* [Texto]:
No es que no ocurran crímenes espantosos en los municipios capitalinos, pero el interior está más desprotegido. Si en la ciudad la actividad de los cuerpos policiales se desvía hacia el amedrentamiento, la persecución política y la protección de sus líderes, en el interior (que no tienen ni agua ni luz) se dedicarán a cualquier otra cosa para poder sobrevivir.

Ahora le toca a la Fiscalía General dar con el paradero del asesino de las mujeres en Turén, estado Portuguesa. Fueron ultrajadas, ahorcadas y abandonaron sus cadáveres en terrenos baldíos. No hay justificación alguna para este crimen, así como no se justifica ningún asesinato.

Lo alarmante de estas muertes es que se suman al número de feminicidios que están ocurriendo en el país. La ley hace una diferenciación entre femicidio y feminicidio. El primero tiene como motivación el género y el segundo puede ser consecuencia de un acto delictivo. Pero sea como sea, el responsable debe pagar su delito.

De acuerdo con la organización Utopix, en 2020 ocurrieron 256 femicidios en Venezuela. Este número debe necesariamente esconder un subregistro, pues el gobierno no da cifras oficiales al respecto. Tampoco informa sobre las mujeres asesinadas en otras circunstancias.

Aunque se llenen la boca diciendo que promueven el respeto a los derechos de la mujer, todo el mundo sabe que es parte de un discurso para quedar bien. En vez de diluir un presupuesto en pura burocracia, lo que deberían hacer es invertir en educación y seguridad para las venezolanas, porque está visto que cada vez están más expuestas a la violencia y a la crisis.

Pero es mucho pedir a un gobierno que no se ocupa de los ciudadanos, que no les importa que las mujeres tengan que madrugar para conseguir el pan para sus hijos, que las adolescentes se embaracen cada vez más temprano o que tengan que someterse a parejas que las maltratan. El gobierno es el principal maltratador.

Esperemos que por lo menos se haga justicia para estas dos venezolanas y se atrape a los responsables lo más pronto posible para que las mujeres de Turén puedan estar un poco más tranquilas.

* [Material proporcionado]:
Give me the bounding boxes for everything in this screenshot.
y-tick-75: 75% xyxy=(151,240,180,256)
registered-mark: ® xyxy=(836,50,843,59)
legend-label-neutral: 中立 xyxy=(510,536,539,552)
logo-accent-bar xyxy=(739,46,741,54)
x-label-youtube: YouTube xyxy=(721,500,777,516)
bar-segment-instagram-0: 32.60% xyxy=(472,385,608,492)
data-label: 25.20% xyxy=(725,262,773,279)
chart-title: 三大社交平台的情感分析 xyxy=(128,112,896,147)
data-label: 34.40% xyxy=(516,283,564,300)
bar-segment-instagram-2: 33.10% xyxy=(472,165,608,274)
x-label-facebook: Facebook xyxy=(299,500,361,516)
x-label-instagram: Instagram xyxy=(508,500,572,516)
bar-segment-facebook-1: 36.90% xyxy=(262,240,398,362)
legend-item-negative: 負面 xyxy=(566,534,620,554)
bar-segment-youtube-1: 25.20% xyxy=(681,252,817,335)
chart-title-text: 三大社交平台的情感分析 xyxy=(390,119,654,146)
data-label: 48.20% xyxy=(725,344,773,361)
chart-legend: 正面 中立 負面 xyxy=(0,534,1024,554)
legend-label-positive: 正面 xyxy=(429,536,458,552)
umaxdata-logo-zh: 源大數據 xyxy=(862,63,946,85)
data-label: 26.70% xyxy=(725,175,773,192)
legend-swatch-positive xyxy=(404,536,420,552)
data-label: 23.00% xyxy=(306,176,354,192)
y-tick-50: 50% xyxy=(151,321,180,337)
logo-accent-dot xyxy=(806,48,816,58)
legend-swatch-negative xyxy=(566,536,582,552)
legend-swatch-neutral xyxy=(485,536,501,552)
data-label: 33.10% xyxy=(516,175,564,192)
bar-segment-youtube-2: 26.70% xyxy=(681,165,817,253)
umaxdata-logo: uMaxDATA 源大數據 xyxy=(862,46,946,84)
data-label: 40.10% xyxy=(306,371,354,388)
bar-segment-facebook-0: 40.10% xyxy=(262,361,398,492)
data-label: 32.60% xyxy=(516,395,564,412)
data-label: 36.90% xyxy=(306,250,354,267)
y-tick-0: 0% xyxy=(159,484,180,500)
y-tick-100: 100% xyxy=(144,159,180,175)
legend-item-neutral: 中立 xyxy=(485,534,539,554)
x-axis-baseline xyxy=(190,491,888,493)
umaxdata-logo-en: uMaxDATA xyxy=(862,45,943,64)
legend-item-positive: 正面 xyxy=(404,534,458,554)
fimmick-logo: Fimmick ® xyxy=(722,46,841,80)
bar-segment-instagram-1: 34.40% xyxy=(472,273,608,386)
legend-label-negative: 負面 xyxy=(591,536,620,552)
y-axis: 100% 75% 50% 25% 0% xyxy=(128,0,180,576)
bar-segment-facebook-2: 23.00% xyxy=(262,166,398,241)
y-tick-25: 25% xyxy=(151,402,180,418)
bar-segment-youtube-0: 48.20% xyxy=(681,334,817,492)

* [Tarea asignada]:
Responda estas preguntas sobre el texto:
1. ¿En qué estado está Turén?
2. ¿Cuántos femicidios ocurrieron en Venezuela en 2020 según la organización Utopix?
3. ¿A qué institución le corresponde ahora dar con el paradero del asesino?

* [Solución escrita]:
1. En el estado Portuguesa.
2. Ocurrieron 256 femicidios.
3. A la Fiscalía General.